Write out, precisely and in full, each line of the material.

· · · · · · ·

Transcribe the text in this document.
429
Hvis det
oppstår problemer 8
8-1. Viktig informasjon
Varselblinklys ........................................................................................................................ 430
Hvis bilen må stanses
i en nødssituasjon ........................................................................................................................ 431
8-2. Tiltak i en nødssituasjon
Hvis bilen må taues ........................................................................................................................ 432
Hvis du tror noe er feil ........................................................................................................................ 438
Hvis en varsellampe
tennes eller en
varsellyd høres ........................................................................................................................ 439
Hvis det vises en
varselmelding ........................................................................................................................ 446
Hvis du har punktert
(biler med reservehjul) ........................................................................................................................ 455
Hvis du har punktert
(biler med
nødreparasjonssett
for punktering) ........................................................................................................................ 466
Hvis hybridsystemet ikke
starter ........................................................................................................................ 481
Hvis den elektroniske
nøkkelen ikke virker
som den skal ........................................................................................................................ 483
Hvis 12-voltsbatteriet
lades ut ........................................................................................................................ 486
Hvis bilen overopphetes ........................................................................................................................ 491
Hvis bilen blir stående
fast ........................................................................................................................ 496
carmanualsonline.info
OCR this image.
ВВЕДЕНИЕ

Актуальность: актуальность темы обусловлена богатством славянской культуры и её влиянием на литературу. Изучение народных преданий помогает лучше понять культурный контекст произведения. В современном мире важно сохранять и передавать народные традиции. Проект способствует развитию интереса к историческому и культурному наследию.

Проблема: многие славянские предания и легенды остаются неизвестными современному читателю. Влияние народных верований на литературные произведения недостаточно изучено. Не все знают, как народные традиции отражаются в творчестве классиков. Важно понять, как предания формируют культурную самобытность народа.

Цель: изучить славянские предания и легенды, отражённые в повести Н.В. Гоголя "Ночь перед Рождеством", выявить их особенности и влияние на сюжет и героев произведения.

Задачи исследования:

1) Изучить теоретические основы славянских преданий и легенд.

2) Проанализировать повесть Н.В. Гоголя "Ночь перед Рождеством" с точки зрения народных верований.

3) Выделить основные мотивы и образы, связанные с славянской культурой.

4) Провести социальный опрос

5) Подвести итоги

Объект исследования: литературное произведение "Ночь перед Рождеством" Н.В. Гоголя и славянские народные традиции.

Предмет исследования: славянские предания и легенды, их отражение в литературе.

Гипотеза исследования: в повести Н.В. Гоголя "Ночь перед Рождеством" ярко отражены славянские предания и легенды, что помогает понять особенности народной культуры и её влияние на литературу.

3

· · · · · · ·

ANSWER TO THIS EXERCISE:
Transcribe the text in this document.
429
Hvis det
oppstår problemer 8
8-1. Viktig informasjon
Varselblinklys ........................................................................................................................ 430
Hvis bilen må stanses
i en nødssituasjon ........................................................................................................................ 431
8-2. Tiltak i en nødssituasjon
Hvis bilen må taues ........................................................................................................................ 432
Hvis du tror noe er feil ........................................................................................................................ 438
Hvis en varsellampe
tennes eller en
varsellyd høres ........................................................................................................................ 439
Hvis det vises en
varselmelding ........................................................................................................................ 446
Hvis du har punktert
(biler med reservehjul) ........................................................................................................................ 455
Hvis du har punktert
(biler med
nødreparasjonssett
for punktering) ........................................................................................................................ 466
Hvis hybridsystemet ikke
starter ........................................................................................................................ 481
Hvis den elektroniske
nøkkelen ikke virker
som den skal ........................................................................................................................ 483
Hvis 12-voltsbatteriet
lades ut ........................................................................................................................ 486
Hvis bilen overopphetes ........................................................................................................................ 491
Hvis bilen blir stående
fast ........................................................................................................................ 496
carmanualsonline.info
OCR this image.
ВВЕДЕНИЕ

Актуальность: актуальность темы обусловлена богатством славянской культуры и её влиянием на литературу. Изучение народных преданий помогает лучше понять культурный контекст произведения. В современном мире важно сохранять и передавать народные традиции. Проект способствует развитию интереса к историческому и культурному наследию.

Проблема: многие славянские предания и легенды остаются неизвестными современному читателю. Влияние народных верований на литературные произведения недостаточно изучено. Не все знают, как народные традиции отражаются в творчестве классиков. Важно понять, как предания формируют культурную самобытность народа.

Цель: изучить славянские предания и легенды, отражённые в повести Н.В. Гоголя "Ночь перед Рождеством", выявить их особенности и влияние на сюжет и героев произведения.

Задачи исследования:

1) Изучить теоретические основы славянских преданий и легенд.

2) Проанализировать повесть Н.В. Гоголя "Ночь перед Рождеством" с точки зрения народных верований.

3) Выделить основные мотивы и образы, связанные с славянской культурой.

4) Провести социальный опрос

5) Подвести итоги

Объект исследования: литературное произведение "Ночь перед Рождеством" Н.В. Гоголя и славянские народные традиции.

Предмет исследования: славянские предания и легенды, их отражение в литературе.

Гипотеза исследования: в повести Н.В. Гоголя "Ночь перед Рождеством" ярко отражены славянские предания и легенды, что помогает понять особенности народной культуры и её влияние на литературу.

3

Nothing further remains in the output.